* [EXTRACT TO READ]:

──────

Galleria de'Foscherari is pleased to present PUSHING THE LIMITS, an un-exhibition by DebatikCenter of Contemporary Art (D.C.C.A.). The project aims to offer a critical look at the artistic practices of this independent art center founded in Bologna in 2003 by Armando Lulaj as a tool for cultural and political resistance against the dominant narratives and models imposed by global neoliberalism.

PUSHING THE LIMITS, curated by Fabiola Naldi, represents a significant encounter between two entities that, while operating on different levels, share a common ground and a profound intellectual affinity: on the one hand, the Galleria de'Foscherari, a historic Bologna institution that has helped shape the history of contemporary art in Italy; on the other, the DebatikCenter of Contemporary Art (D.C.C.A.), one of the most ambitious and audacious independent Albanian art centers of the last decade, a critical laboratory and driving force of international artistic experimentation.

The D.C.C.A. defines itself as a phantasmatic art center that operates like a virus within the local and international art scene, investigating the consequences of the forced transition to a free market while rejecting the logic of cultural normalization. The curator's invitation to the D.C.C.A. to return to Bologna allows for a critical analysis of the issues that are the primary focus of the Albanian art center itself: the economic, political, and cultural transformations that have upended Albania since the early 1990s and which persist to the present day in various guises, including increasingly autocratic ones.

Galleria de'Foscherari is a unique host for the project, as the only gallery—according to the curator's intention—that could "act" in complete synergy with the goals of PUSHING THE LIMITS.

The project also demonstrates the transformation of the D.C.C.A. itself, which in 2017 reorganized itself under the direction of Jonida Gashi, Armando Lulaj, and Pleurad Xhafa, who radically redefined its objectives in relation to the visual arts, cinema, critical thinking, and political action. The center today presents itself as a militant cultural device, capable of operating in public spaces and intervening in the symbolic and material conflicts of the present. It develops a lucid analysis of the past, maintains a critical and uncompromising gaze on the consolidation of the neoliberal paradigm, focuses on the fractures in social reality, and opens a new chapter in the historical and artistic narrative of Albania—and, by extension, of all those contexts marked by forced transitions and denied memories.

──────

* [TASKS TO COMPLETE]:
[a] In the exhibition announcement, who curated PUSHING THE LIMITS?
[b] Continue the exhibition announcement from its last sentence.

──────

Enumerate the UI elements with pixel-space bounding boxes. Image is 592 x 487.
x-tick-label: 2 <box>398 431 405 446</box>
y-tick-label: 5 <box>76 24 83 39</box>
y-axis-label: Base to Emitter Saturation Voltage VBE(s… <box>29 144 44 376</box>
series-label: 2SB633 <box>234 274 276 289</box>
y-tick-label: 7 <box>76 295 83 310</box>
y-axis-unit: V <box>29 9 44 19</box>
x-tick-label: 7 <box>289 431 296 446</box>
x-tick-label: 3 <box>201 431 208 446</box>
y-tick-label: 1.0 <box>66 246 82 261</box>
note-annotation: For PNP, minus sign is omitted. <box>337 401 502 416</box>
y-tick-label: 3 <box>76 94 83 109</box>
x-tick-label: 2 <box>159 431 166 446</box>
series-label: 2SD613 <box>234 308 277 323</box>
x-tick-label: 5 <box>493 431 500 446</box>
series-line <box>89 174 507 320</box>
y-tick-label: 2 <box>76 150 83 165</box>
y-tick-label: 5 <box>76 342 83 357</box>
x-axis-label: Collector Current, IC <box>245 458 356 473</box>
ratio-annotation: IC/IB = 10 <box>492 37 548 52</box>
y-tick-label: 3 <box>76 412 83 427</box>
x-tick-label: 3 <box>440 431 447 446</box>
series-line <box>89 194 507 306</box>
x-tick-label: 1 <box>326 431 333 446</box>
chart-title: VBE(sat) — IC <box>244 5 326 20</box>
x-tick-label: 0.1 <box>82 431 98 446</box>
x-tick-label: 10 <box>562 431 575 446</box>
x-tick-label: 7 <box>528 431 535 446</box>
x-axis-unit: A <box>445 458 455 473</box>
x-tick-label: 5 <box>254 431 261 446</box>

──────

* [YOUR RESPONSES]:
[a] Fabiola Naldi

[b]
PUSHING THE LIMITS presents a selection of works spanning over two decades of activity at the DebatikCenter of Contemporary Art. The archival materials and the large installations of the principal collectives that have animated the spirit of D.C.C.A., including Underground Movement, La Société Spectrale, and Manifesto Collective are displayed in dialogue with important works by Armando Lulaj and Pleurad Xhafa. Conceived as an archive of decline, this un-exhibition is divided into three thematic sections, addressing geopolitical and cultural issues related to the Middle East, the United States, and Italy, respectively, analyzed through the critical prism of Albania's historical and political position within these global structures and mechanisms. These works develop a profound reflection on crucial themes such as the exercise of power, systemic violence, the decline of US hegemony and the neoliberal empire, and ultimately touch on the central question of rewriting history.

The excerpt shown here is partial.